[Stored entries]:
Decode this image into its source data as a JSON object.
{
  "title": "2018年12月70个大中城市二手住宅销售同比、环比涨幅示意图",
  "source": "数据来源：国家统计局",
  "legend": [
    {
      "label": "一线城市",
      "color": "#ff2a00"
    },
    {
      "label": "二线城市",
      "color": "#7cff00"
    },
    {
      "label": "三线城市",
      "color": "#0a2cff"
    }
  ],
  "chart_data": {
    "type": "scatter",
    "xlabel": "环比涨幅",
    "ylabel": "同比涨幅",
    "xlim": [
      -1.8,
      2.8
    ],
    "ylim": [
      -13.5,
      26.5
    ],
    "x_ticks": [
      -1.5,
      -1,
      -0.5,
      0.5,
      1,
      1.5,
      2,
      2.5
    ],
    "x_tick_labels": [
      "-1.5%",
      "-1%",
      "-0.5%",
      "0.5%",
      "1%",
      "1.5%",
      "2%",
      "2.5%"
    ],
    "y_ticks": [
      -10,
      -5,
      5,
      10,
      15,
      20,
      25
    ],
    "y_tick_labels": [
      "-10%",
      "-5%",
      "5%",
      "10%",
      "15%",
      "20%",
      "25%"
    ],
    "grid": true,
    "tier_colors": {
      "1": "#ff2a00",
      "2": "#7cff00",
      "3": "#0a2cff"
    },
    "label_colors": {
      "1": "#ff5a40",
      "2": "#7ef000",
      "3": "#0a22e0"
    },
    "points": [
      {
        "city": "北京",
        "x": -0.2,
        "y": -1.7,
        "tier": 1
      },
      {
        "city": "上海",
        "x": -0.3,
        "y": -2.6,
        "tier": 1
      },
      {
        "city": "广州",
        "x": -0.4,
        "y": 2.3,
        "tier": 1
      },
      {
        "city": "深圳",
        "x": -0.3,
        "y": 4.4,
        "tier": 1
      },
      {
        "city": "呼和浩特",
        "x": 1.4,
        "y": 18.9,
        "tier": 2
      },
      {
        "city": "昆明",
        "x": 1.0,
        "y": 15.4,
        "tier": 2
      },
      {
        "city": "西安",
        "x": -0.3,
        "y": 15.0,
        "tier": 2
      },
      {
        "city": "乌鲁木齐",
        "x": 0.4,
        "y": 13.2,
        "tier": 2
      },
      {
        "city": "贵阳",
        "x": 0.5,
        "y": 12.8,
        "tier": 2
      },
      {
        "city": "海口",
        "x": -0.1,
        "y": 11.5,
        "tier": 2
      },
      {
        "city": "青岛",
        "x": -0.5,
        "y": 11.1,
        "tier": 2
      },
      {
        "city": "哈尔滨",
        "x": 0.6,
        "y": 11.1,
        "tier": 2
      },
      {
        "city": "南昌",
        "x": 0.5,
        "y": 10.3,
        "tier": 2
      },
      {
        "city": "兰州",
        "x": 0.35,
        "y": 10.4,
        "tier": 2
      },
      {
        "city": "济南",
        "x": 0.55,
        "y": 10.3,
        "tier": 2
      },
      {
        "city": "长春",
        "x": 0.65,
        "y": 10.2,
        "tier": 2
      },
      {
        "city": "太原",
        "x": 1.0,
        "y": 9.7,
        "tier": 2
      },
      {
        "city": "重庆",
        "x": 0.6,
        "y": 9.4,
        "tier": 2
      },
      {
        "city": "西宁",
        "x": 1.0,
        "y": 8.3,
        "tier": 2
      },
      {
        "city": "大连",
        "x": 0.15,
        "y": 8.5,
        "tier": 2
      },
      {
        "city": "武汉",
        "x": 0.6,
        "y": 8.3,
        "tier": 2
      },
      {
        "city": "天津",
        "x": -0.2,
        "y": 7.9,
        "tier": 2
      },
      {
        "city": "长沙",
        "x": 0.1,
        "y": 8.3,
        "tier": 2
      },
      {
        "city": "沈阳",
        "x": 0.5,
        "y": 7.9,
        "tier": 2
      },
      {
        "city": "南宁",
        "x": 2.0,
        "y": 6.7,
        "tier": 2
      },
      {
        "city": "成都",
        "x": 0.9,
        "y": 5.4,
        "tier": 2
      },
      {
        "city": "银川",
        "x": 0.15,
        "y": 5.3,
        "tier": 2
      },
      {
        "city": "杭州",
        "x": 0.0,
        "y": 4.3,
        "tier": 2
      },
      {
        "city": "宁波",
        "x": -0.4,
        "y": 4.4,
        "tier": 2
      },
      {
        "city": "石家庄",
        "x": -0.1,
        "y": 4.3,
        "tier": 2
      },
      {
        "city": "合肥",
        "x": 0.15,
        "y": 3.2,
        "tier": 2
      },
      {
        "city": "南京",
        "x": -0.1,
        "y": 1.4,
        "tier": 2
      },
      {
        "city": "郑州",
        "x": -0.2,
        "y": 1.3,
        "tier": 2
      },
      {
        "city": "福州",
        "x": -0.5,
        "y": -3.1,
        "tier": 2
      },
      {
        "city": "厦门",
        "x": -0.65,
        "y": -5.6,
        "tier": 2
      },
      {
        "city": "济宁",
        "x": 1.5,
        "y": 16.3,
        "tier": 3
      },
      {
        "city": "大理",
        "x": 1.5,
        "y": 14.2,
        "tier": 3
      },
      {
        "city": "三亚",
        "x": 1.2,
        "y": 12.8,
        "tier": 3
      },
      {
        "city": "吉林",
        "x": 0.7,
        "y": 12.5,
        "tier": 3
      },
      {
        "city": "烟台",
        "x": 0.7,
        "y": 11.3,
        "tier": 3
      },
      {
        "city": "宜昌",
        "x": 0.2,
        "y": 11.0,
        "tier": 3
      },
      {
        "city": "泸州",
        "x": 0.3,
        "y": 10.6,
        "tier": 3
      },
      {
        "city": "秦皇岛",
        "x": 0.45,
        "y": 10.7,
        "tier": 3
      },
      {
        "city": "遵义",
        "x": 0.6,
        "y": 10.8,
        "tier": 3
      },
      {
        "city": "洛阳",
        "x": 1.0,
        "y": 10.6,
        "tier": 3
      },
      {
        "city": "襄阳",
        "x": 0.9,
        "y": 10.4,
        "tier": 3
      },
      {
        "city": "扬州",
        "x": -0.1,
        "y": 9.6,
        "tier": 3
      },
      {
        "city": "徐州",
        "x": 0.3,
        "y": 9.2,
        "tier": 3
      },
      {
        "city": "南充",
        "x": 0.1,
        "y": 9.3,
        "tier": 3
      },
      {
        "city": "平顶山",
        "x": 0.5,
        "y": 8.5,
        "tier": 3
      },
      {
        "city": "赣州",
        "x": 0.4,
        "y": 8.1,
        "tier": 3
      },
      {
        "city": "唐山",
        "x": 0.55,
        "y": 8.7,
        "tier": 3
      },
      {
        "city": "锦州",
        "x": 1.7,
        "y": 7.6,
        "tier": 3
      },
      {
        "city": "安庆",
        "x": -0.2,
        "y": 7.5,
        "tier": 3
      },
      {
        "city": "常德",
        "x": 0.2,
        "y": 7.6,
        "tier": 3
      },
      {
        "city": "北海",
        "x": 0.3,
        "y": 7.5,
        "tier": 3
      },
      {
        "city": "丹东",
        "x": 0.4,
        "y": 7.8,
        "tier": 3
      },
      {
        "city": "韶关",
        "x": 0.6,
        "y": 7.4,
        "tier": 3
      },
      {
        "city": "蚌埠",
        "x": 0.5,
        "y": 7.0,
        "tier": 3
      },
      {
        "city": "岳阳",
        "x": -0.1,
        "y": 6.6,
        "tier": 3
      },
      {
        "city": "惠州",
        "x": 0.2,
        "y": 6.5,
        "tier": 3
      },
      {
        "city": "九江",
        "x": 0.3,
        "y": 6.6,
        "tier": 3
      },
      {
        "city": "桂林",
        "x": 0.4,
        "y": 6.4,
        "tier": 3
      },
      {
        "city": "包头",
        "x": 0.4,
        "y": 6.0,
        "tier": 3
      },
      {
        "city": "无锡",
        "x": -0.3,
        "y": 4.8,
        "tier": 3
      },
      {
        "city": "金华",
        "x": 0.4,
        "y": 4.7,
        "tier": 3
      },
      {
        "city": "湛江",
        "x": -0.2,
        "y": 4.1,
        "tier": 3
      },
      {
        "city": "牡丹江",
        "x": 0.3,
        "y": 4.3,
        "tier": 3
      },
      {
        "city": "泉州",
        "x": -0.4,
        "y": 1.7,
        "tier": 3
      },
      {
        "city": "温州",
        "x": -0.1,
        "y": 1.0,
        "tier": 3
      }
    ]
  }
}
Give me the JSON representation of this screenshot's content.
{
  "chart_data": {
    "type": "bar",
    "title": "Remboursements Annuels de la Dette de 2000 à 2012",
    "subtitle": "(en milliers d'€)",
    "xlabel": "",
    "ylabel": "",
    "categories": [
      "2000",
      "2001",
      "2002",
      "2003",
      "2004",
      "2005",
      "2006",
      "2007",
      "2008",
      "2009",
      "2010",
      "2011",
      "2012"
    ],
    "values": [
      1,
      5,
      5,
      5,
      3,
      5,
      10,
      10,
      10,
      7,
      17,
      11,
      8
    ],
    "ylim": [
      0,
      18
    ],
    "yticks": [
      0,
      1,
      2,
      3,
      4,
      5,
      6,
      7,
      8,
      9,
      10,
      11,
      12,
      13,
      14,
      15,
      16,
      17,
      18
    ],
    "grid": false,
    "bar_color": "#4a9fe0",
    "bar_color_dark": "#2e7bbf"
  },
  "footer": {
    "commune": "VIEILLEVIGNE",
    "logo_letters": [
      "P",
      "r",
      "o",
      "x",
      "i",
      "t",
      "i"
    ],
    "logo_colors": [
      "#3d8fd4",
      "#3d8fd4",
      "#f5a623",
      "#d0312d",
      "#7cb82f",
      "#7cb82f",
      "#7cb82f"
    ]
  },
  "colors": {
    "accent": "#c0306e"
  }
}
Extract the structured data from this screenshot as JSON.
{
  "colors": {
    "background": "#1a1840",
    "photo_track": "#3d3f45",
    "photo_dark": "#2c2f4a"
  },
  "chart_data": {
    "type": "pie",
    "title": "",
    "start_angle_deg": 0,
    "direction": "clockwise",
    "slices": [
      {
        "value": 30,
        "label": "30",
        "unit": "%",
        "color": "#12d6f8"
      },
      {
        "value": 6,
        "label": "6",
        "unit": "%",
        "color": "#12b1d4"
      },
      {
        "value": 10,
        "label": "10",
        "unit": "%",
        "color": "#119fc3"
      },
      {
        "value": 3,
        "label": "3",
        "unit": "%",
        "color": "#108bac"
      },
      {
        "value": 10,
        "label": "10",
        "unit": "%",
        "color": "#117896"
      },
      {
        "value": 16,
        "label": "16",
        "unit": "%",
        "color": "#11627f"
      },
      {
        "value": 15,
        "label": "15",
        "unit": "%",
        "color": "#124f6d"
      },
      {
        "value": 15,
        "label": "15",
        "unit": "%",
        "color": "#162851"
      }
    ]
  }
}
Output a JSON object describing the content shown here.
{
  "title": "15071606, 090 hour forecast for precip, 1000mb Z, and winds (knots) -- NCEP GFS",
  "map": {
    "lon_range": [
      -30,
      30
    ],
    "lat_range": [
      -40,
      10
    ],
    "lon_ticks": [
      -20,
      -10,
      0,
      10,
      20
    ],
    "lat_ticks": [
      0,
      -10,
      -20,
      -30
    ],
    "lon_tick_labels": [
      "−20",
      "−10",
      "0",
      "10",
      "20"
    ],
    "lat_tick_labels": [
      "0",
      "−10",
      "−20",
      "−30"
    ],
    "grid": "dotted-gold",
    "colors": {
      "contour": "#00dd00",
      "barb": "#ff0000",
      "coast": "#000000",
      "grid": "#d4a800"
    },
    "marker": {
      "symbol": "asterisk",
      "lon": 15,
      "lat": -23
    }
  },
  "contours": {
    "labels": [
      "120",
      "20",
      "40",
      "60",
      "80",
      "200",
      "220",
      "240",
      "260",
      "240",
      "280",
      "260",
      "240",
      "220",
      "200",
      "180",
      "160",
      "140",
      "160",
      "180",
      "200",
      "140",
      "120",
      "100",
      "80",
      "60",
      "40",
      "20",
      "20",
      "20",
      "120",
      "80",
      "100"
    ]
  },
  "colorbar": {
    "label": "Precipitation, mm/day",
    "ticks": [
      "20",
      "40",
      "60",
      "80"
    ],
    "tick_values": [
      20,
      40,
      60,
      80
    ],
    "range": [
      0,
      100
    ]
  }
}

[WORK TO BE COMPLETED]:
Every line from the one containing "Output a JSON" through the last line must be copied exactly; leave out the rest.

[FINISHED EXERCISE]:
Output a JSON object describing the content shown here.
{
  "title": "15071606, 090 hour forecast for precip, 1000mb Z, and winds (knots) -- NCEP GFS",
  "map": {
    "lon_range": [
      -30,
      30
    ],
    "lat_range": [
      -40,
      10
    ],
    "lon_ticks": [
      -20,
      -10,
      0,
      10,
      20
    ],
    "lat_ticks": [
      0,
      -10,
      -20,
      -30
    ],
    "lon_tick_labels": [
      "−20",
      "−10",
      "0",
      "10",
      "20"
    ],
    "lat_tick_labels": [
      "0",
      "−10",
      "−20",
      "−30"
    ],
    "grid": "dotted-gold",
    "colors": {
      "contour": "#00dd00",
      "barb": "#ff0000",
      "coast": "#000000",
      "grid": "#d4a800"
    },
    "marker": {
      "symbol": "asterisk",
      "lon": 15,
      "lat": -23
    }
  },
  "contours": {
    "labels": [
      "120",
      "20",
      "40",
      "60",
      "80",
      "200",
      "220",
      "240",
      "260",
      "240",
      "280",
      "260",
      "240",
      "220",
      "200",
      "180",
      "160",
      "140",
      "160",
      "180",
      "200",
      "140",
      "120",
      "100",
      "80",
      "60",
      "40",
      "20",
      "20",
      "20",
      "120",
      "80",
      "100"
    ]
  },
  "colorbar": {
    "label": "Precipitation, mm/day",
    "ticks": [
      "20",
      "40",
      "60",
      "80"
    ],
    "tick_values": [
      20,
      40,
      60,
      80
    ],
    "range": [
      0,
      100
    ]
  }
}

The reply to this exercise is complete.